PROBLEM REQUIREMENTS -> Pictures stay out of your copy, but everything else in the records below must be repeated exactly.

RECORDS FOR THIS TASK ->

=-=-=-=-=

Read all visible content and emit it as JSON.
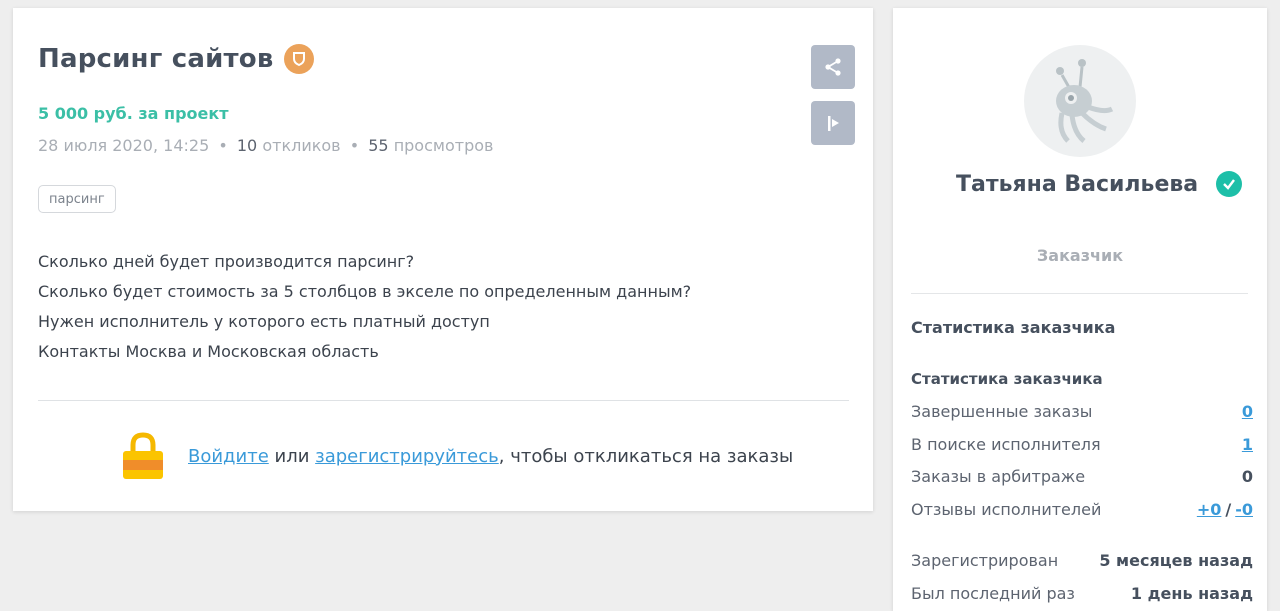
{
  "project": {
    "title": "Парсинг сайтов",
    "price": "5 000 руб. за проект",
    "date": "28 июля 2020, 14:25",
    "responses_count": "10",
    "responses_label": "откликов",
    "views_count": "55",
    "views_label": "просмотров",
    "separator": "•",
    "tag": "парсинг",
    "description": [
      "Сколько дней будет производится парсинг?",
      "Сколько будет стоимость за 5 столбцов в экселе по определенным данным?",
      "Нужен исполнитель у которого есть платный доступ",
      "Контакты Москва и Московская область"
    ],
    "login": {
      "login_link": "Войдите",
      "or": "или",
      "register_link": "зарегистрируйтесь",
      "suffix": ", чтобы откликаться на заказы"
    }
  },
  "customer": {
    "name": "Татьяна Васильева",
    "role": "Заказчик",
    "stats_title": "Статистика заказчика",
    "stats_subtitle": "Статистика заказчика",
    "stats": [
      {
        "label": "Завершенные заказы",
        "value": "0"
      },
      {
        "label": "В поиске исполнителя",
        "value": "1"
      },
      {
        "label": "Заказы в арбитраже",
        "value": "0"
      }
    ],
    "reviews": {
      "label": "Отзывы исполнителей",
      "positive": "+0",
      "slash": "/",
      "negative": "-0"
    },
    "registered": {
      "label": "Зарегистрирован",
      "value": "5 месяцев назад"
    },
    "last_seen": {
      "label": "Был последний раз",
      "value": "1 день назад"
    }
  },
  "colors": {
    "accent_green": "#3bbfa6",
    "link_blue": "#3a9ad9",
    "shield_orange": "#eba25a",
    "verified_teal": "#1dbfa8",
    "button_gray": "#b1b9c7"
  },
  "icons": [
    "shield-icon",
    "share-icon",
    "report-icon",
    "lock-icon",
    "verified-check-icon",
    "avatar-robot-icon"
  ]
}
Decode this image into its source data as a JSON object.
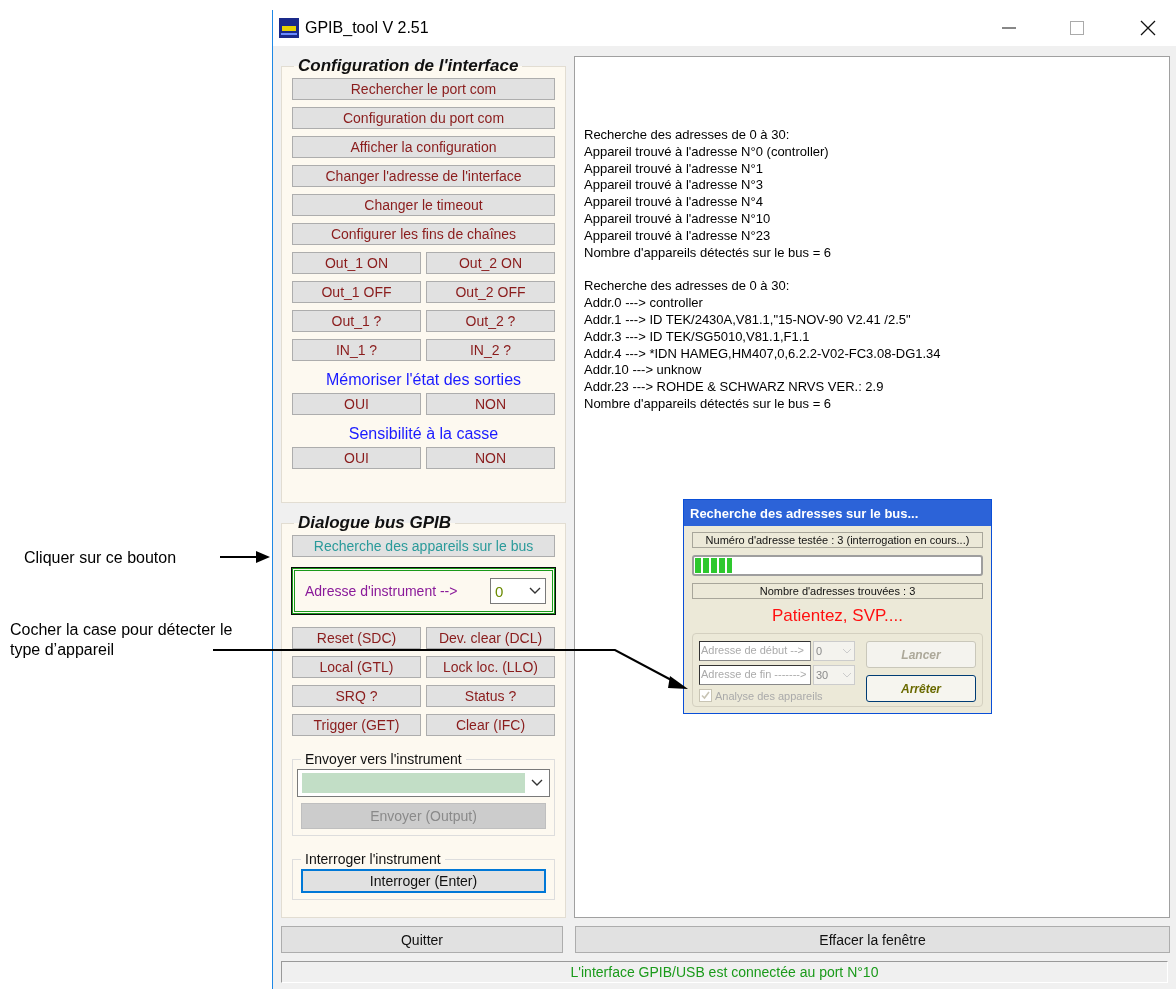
{
  "annotations": [
    {
      "text": "Cliquer sur ce bouton"
    },
    {
      "text": "Cocher la case pour détecter le type d’appareil"
    }
  ],
  "window": {
    "title": "GPIB_tool V 2.51"
  },
  "config": {
    "title": "Configuration de l'interface",
    "items": [
      {
        "kind": "button",
        "label": "Rechercher le port com"
      },
      {
        "kind": "button",
        "label": "Configuration du port com"
      },
      {
        "kind": "button",
        "label": "Afficher la configuration"
      },
      {
        "kind": "button",
        "label": "Changer l'adresse de l'interface"
      },
      {
        "kind": "button",
        "label": "Changer le timeout"
      },
      {
        "kind": "button",
        "label": "Configurer les  fins de chaînes"
      },
      {
        "kind": "pair",
        "labels": [
          "Out_1 ON",
          "Out_2 ON"
        ]
      },
      {
        "kind": "pair",
        "labels": [
          "Out_1 OFF",
          "Out_2 OFF"
        ]
      },
      {
        "kind": "pair",
        "labels": [
          "Out_1 ?",
          "Out_2 ?"
        ]
      },
      {
        "kind": "pair",
        "labels": [
          "IN_1 ?",
          "IN_2 ?"
        ]
      },
      {
        "kind": "heading",
        "label": "Mémoriser l'état des sorties"
      },
      {
        "kind": "pair",
        "labels": [
          "OUI",
          "NON"
        ]
      },
      {
        "kind": "heading",
        "label": "Sensibilité à la casse"
      },
      {
        "kind": "pair",
        "labels": [
          "OUI",
          "NON"
        ]
      }
    ]
  },
  "dialogue": {
    "title": "Dialogue bus GPIB",
    "search_button": "Recherche des appareils sur le bus",
    "address": {
      "label": "Adresse d'instrument -->",
      "value": "0"
    },
    "pairs": [
      [
        "Reset (SDC)",
        "Dev. clear (DCL)"
      ],
      [
        "Local (GTL)",
        "Lock loc. (LLO)"
      ],
      [
        "SRQ ?",
        "Status ?"
      ],
      [
        "Trigger (GET)",
        "Clear (IFC)"
      ]
    ],
    "send": {
      "legend": "Envoyer vers l'instrument",
      "button": "Envoyer (Output)",
      "disabled": true
    },
    "query": {
      "legend": "Interroger l'instrument",
      "button": "Interroger (Enter)",
      "focused": true
    }
  },
  "log": {
    "blocks": [
      [
        "Recherche des adresses de 0 à 30:",
        "Appareil trouvé à l'adresse N°0 (controller)",
        "Appareil trouvé à l'adresse N°1",
        "Appareil trouvé à l'adresse N°3",
        "Appareil trouvé à l'adresse N°4",
        "Appareil trouvé à l'adresse N°10",
        "Appareil trouvé à l'adresse N°23",
        "Nombre d'appareils détectés sur le bus = 6"
      ],
      [
        "Recherche des adresses de 0 à 30:",
        "Addr.0 ---> controller",
        "Addr.1 ---> ID TEK/2430A,V81.1,\"15-NOV-90  V2.41 /2.5\"",
        "Addr.3 ---> ID TEK/SG5010,V81.1,F1.1",
        "Addr.4 ---> *IDN HAMEG,HM407,0,6.2.2-V02-FC3.08-DG1.34",
        "Addr.10 ---> unknow",
        "Addr.23 ---> ROHDE & SCHWARZ NRVS VER.: 2.9",
        "Nombre d'appareils détectés sur le bus = 6"
      ]
    ]
  },
  "popup": {
    "title": "Recherche des adresses sur le bus...",
    "status": "Numéro d'adresse testée : 3 (interrogation en cours...)",
    "progress": {
      "level": 0.13
    },
    "found": "Nombre d'adresses trouvées : 3",
    "wait": "Patientez, SVP....",
    "start": {
      "label": "Adresse de début -->",
      "value": "0"
    },
    "end": {
      "label": "Adresse de fin ------->",
      "value": "30"
    },
    "checkbox": {
      "label": "Analyse des appareils",
      "checked": true,
      "disabled": true
    },
    "buttons": [
      {
        "label": "Lancer",
        "disabled": true
      },
      {
        "label": "Arrêter",
        "disabled": false
      }
    ]
  },
  "bottom_buttons": [
    "Quitter",
    "Effacer la fenêtre"
  ],
  "status_bar": "L'interface GPIB/USB est connectée au port N°10"
}
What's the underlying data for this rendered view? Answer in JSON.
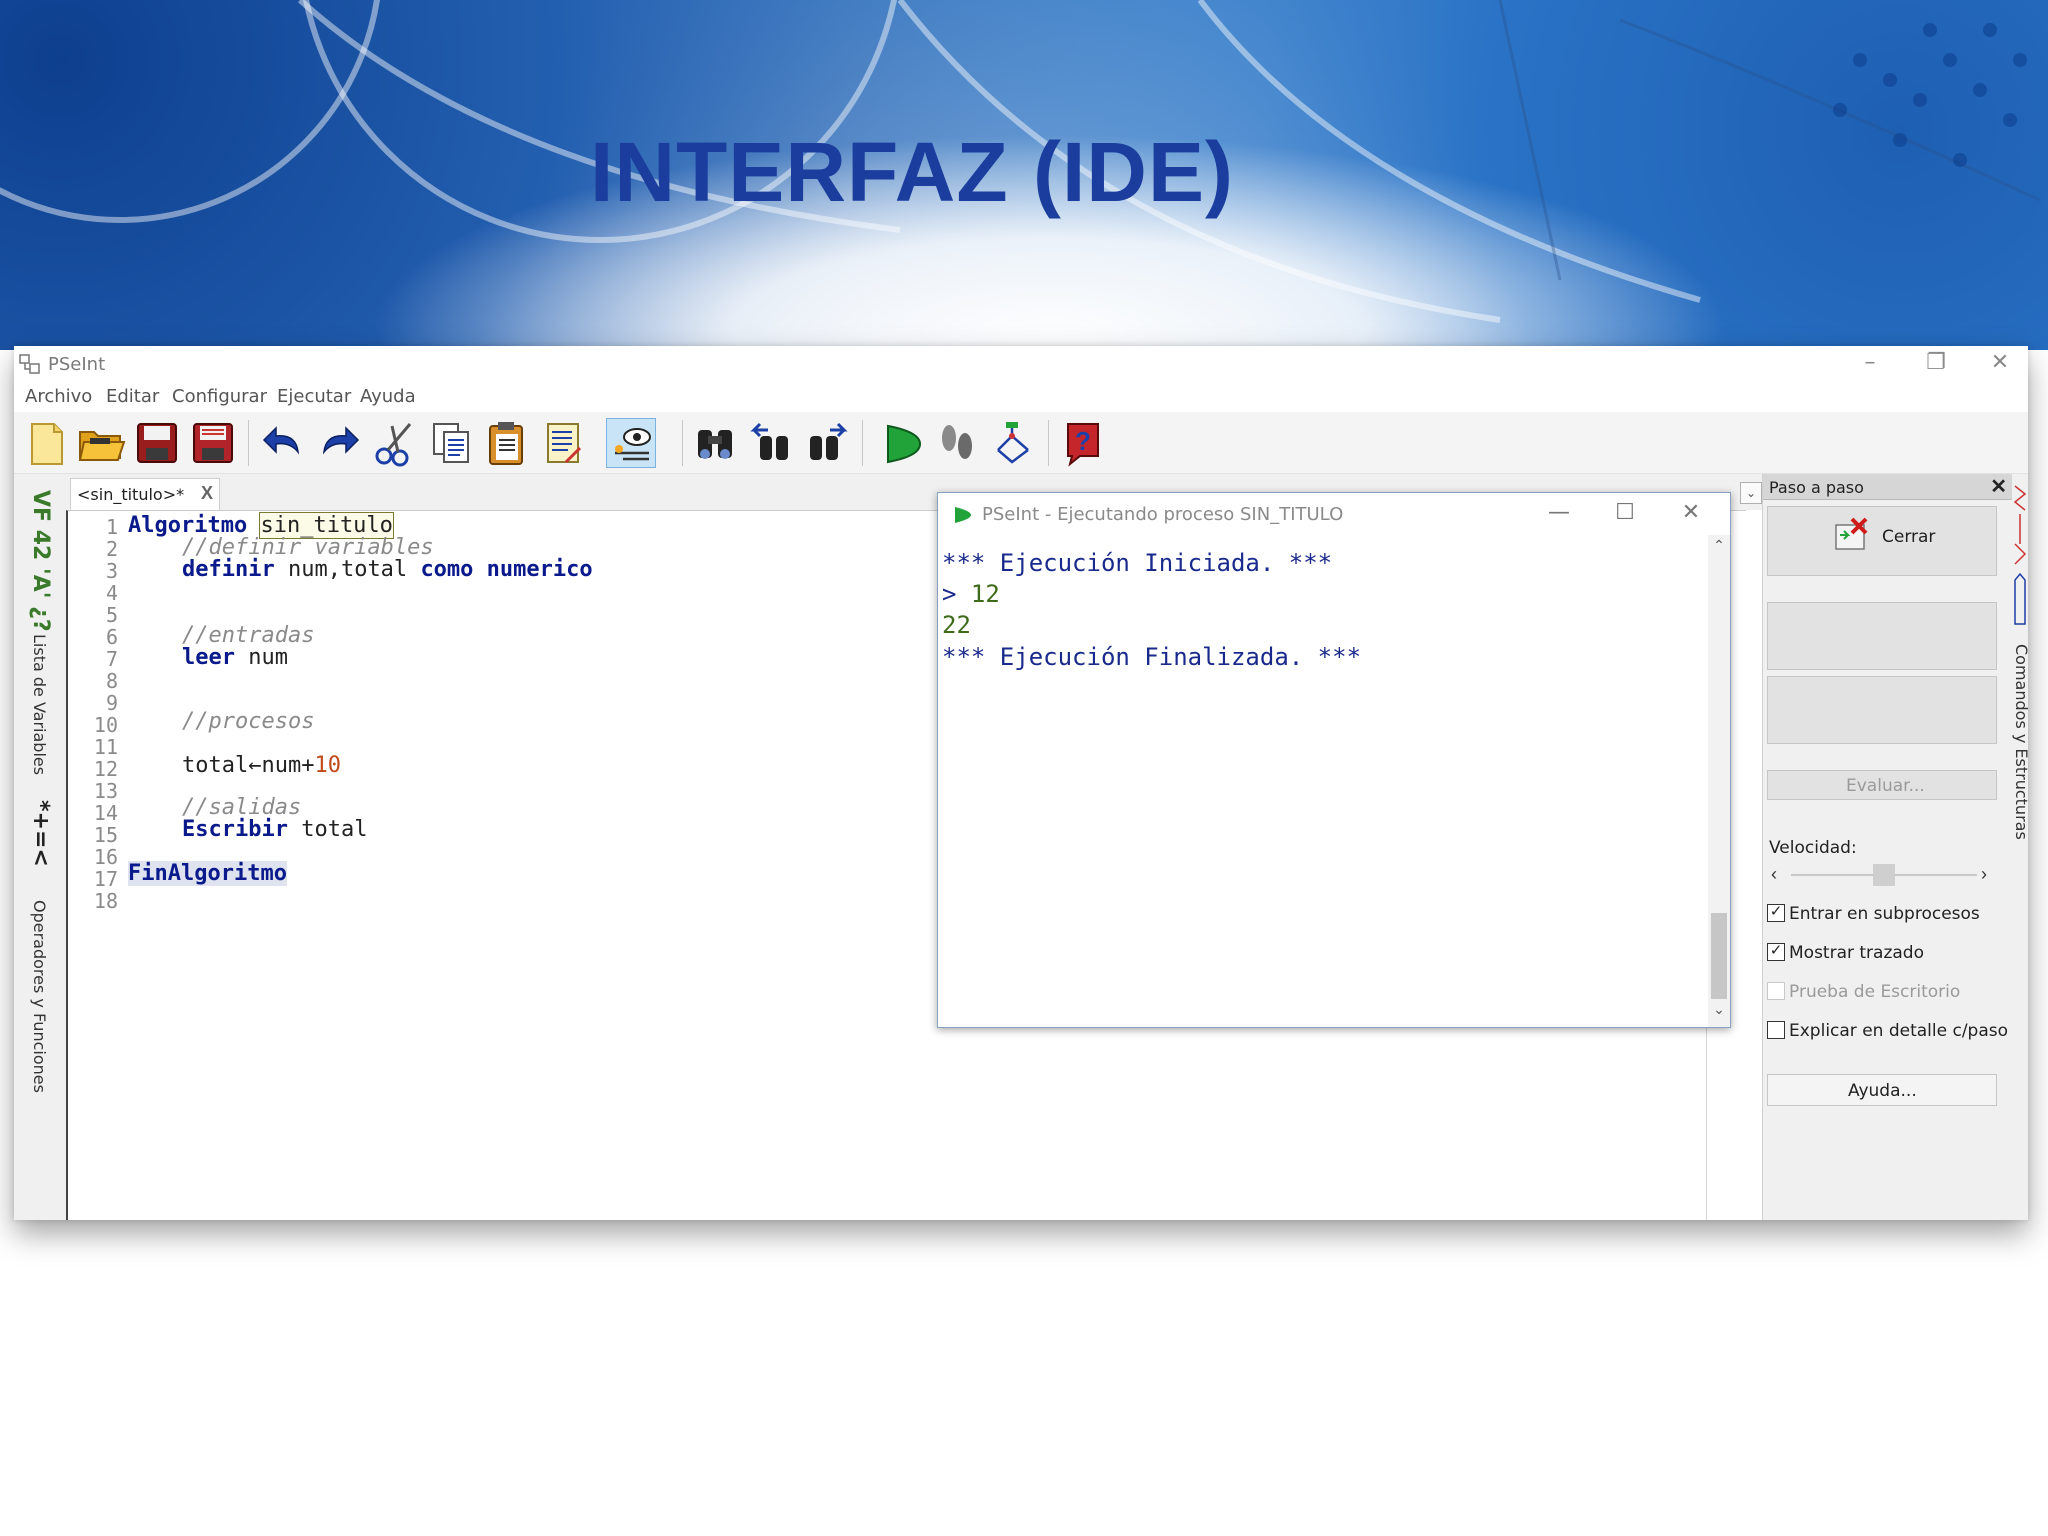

=-=-=-=-=

FINISHED TASK ->
Read all visible content and emit it as JSON.
{
  "project": {
    "title": "Парсинг сайтов",
    "price": "5 000 руб. за проект",
    "date": "28 июля 2020, 14:25",
    "responses_count": "10",
    "responses_label": "откликов",
    "views_count": "55",
    "views_label": "просмотров",
    "separator": "•",
    "tag": "парсинг",
    "description": [
      "Сколько дней будет производится парсинг?",
      "Сколько будет стоимость за 5 столбцов в экселе по определенным данным?",
      "Нужен исполнитель у которого есть платный доступ",
      "Контакты Москва и Московская область"
    ],
    "login": {
      "login_link": "Войдите",
      "or": "или",
      "register_link": "зарегистрируйтесь",
      "suffix": ", чтобы откликаться на заказы"
    }
  },
  "customer": {
    "name": "Татьяна Васильева",
    "role": "Заказчик",
    "stats_title": "Статистика заказчика",
    "stats_subtitle": "Статистика заказчика",
    "stats": [
      {
        "label": "Завершенные заказы",
        "value": "0"
      },
      {
        "label": "В поиске исполнителя",
        "value": "1"
      },
      {
        "label": "Заказы в арбитраже",
        "value": "0"
      }
    ],
    "reviews": {
      "label": "Отзывы исполнителей",
      "positive": "+0",
      "slash": "/",
      "negative": "-0"
    },
    "registered": {
      "label": "Зарегистрирован",
      "value": "5 месяцев назад"
    },
    "last_seen": {
      "label": "Был последний раз",
      "value": "1 день назад"
    }
  },
  "colors": {
    "accent_green": "#3bbfa6",
    "link_blue": "#3a9ad9",
    "shield_orange": "#eba25a",
    "verified_teal": "#1dbfa8",
    "button_gray": "#b1b9c7"
  },
  "icons": [
    "shield-icon",
    "share-icon",
    "report-icon",
    "lock-icon",
    "verified-check-icon",
    "avatar-robot-icon"
  ]
}
Decode this image into its source data as a JSON object.
{
  "annotations": [
    {
      "text": "Cliquer sur ce bouton"
    },
    {
      "text": "Cocher la case pour détecter le type d’appareil"
    }
  ],
  "window": {
    "title": "GPIB_tool V 2.51"
  },
  "config": {
    "title": "Configuration de l'interface",
    "items": [
      {
        "kind": "button",
        "label": "Rechercher le port com"
      },
      {
        "kind": "button",
        "label": "Configuration du port com"
      },
      {
        "kind": "button",
        "label": "Afficher la configuration"
      },
      {
        "kind": "button",
        "label": "Changer l'adresse de l'interface"
      },
      {
        "kind": "button",
        "label": "Changer le timeout"
      },
      {
        "kind": "button",
        "label": "Configurer les  fins de chaînes"
      },
      {
        "kind": "pair",
        "labels": [
          "Out_1 ON",
          "Out_2 ON"
        ]
      },
      {
        "kind": "pair",
        "labels": [
          "Out_1 OFF",
          "Out_2 OFF"
        ]
      },
      {
        "kind": "pair",
        "labels": [
          "Out_1 ?",
          "Out_2 ?"
        ]
      },
      {
        "kind": "pair",
        "labels": [
          "IN_1 ?",
          "IN_2 ?"
        ]
      },
      {
        "kind": "heading",
        "label": "Mémoriser l'état des sorties"
      },
      {
        "kind": "pair",
        "labels": [
          "OUI",
          "NON"
        ]
      },
      {
        "kind": "heading",
        "label": "Sensibilité à la casse"
      },
      {
        "kind": "pair",
        "labels": [
          "OUI",
          "NON"
        ]
      }
    ]
  },
  "dialogue": {
    "title": "Dialogue bus GPIB",
    "search_button": "Recherche des appareils sur le bus",
    "address": {
      "label": "Adresse d'instrument -->",
      "value": "0"
    },
    "pairs": [
      [
        "Reset (SDC)",
        "Dev. clear (DCL)"
      ],
      [
        "Local (GTL)",
        "Lock loc. (LLO)"
      ],
      [
        "SRQ ?",
        "Status ?"
      ],
      [
        "Trigger (GET)",
        "Clear (IFC)"
      ]
    ],
    "send": {
      "legend": "Envoyer vers l'instrument",
      "button": "Envoyer (Output)",
      "disabled": true
    },
    "query": {
      "legend": "Interroger l'instrument",
      "button": "Interroger (Enter)",
      "focused": true
    }
  },
  "log": {
    "blocks": [
      [
        "Recherche des adresses de 0 à 30:",
        "Appareil trouvé à l'adresse N°0 (controller)",
        "Appareil trouvé à l'adresse N°1",
        "Appareil trouvé à l'adresse N°3",
        "Appareil trouvé à l'adresse N°4",
        "Appareil trouvé à l'adresse N°10",
        "Appareil trouvé à l'adresse N°23",
        "Nombre d'appareils détectés sur le bus = 6"
      ],
      [
        "Recherche des adresses de 0 à 30:",
        "Addr.0 ---> controller",
        "Addr.1 ---> ID TEK/2430A,V81.1,\"15-NOV-90  V2.41 /2.5\"",
        "Addr.3 ---> ID TEK/SG5010,V81.1,F1.1",
        "Addr.4 ---> *IDN HAMEG,HM407,0,6.2.2-V02-FC3.08-DG1.34",
        "Addr.10 ---> unknow",
        "Addr.23 ---> ROHDE & SCHWARZ NRVS VER.: 2.9",
        "Nombre d'appareils détectés sur le bus = 6"
      ]
    ]
  },
  "popup": {
    "title": "Recherche des adresses sur le bus...",
    "status": "Numéro d'adresse testée : 3 (interrogation en cours...)",
    "progress": {
      "level": 0.13
    },
    "found": "Nombre d'adresses trouvées : 3",
    "wait": "Patientez, SVP....",
    "start": {
      "label": "Adresse de début -->",
      "value": "0"
    },
    "end": {
      "label": "Adresse de fin ------->",
      "value": "30"
    },
    "checkbox": {
      "label": "Analyse des appareils",
      "checked": true,
      "disabled": true
    },
    "buttons": [
      {
        "label": "Lancer",
        "disabled": true
      },
      {
        "label": "Arrêter",
        "disabled": false
      }
    ]
  },
  "bottom_buttons": [
    "Quitter",
    "Effacer la fenêtre"
  ],
  "status_bar": "L'interface GPIB/USB est connectée au port N°10"
}
What's the underlying data for this rendered view? Answer in JSON.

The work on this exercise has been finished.